Goal → Using the listing below, please gather every line containing the word "其中耕地".

Exercise materials →

-.-.-

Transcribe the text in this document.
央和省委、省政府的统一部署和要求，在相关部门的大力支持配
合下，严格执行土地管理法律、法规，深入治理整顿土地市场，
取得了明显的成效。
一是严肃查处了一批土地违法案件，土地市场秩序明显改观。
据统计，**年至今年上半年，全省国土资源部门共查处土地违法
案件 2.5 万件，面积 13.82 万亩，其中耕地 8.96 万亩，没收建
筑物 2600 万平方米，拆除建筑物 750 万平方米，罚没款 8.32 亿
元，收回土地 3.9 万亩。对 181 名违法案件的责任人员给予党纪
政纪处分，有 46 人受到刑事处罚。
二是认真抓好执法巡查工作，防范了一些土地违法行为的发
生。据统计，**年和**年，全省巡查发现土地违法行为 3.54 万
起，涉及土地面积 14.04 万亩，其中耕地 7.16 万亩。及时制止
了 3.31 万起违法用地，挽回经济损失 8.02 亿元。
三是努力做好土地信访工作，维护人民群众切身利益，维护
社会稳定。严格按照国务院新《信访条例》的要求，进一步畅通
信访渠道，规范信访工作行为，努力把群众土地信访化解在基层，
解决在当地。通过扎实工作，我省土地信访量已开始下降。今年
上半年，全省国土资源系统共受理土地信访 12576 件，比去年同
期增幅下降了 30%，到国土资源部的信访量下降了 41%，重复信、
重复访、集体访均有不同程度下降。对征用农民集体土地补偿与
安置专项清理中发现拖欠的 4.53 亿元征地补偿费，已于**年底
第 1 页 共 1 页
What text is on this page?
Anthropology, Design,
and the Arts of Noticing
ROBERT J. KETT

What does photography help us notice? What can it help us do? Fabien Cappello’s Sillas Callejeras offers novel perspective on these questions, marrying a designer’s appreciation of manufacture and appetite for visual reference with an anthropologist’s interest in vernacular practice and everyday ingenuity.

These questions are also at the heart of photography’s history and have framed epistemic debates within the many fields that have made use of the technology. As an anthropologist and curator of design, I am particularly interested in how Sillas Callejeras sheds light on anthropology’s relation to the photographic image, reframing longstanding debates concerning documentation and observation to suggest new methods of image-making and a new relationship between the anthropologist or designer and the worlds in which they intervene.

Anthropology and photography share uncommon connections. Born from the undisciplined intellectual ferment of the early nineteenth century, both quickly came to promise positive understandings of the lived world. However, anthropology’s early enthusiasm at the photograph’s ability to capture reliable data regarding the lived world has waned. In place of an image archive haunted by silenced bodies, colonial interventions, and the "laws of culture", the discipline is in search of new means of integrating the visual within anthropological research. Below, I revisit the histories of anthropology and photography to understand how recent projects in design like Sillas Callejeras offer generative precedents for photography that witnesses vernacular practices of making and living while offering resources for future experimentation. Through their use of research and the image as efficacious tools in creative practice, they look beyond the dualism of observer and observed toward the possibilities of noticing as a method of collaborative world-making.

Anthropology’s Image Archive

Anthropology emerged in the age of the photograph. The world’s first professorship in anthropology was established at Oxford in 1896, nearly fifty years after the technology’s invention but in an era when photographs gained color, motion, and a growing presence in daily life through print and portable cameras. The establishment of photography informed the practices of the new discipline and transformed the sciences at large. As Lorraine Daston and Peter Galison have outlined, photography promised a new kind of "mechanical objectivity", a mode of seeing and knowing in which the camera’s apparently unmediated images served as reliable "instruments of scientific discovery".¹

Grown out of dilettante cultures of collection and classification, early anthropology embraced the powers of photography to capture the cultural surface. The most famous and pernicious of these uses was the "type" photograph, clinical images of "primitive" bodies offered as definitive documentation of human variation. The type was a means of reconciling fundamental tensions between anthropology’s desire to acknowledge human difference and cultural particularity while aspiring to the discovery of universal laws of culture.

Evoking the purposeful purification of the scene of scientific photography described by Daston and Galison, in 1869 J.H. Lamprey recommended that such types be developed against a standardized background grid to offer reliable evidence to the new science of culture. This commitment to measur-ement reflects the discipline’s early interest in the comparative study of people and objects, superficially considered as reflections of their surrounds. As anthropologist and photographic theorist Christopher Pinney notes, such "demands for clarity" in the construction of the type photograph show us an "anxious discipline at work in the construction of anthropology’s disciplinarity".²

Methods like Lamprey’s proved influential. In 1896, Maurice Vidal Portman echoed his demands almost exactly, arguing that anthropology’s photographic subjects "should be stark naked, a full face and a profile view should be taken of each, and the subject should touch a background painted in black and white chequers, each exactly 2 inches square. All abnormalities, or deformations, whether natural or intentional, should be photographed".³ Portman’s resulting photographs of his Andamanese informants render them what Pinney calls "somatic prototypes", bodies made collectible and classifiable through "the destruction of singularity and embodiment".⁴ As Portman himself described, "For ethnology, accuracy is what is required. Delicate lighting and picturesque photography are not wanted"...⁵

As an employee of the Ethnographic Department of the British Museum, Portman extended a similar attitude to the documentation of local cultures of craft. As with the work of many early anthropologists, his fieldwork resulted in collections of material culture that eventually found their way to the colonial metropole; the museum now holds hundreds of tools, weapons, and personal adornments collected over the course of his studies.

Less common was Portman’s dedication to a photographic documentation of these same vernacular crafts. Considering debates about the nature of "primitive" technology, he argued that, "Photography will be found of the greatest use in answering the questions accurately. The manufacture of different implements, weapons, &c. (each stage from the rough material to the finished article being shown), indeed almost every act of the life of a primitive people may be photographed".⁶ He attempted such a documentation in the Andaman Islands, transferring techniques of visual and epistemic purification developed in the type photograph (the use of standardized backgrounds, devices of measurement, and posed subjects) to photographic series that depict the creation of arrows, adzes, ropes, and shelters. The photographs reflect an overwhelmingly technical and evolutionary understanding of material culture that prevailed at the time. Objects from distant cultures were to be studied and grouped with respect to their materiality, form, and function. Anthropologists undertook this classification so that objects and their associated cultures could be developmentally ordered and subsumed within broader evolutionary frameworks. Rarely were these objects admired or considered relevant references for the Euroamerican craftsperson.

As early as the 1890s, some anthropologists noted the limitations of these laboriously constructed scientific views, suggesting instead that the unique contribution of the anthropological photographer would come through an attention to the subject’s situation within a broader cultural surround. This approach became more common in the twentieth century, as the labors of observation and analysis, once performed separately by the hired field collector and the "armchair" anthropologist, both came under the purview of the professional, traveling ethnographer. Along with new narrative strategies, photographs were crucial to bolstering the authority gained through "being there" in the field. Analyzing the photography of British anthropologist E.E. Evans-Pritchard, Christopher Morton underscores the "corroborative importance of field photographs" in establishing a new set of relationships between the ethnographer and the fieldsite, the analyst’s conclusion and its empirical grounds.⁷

-.-.-

The result →
案件 2.5 万件，面积 13.82 万亩，其中耕地 8.96 万亩，没收建
起，涉及土地面积 14.04 万亩，其中耕地 7.16 万亩。及时制止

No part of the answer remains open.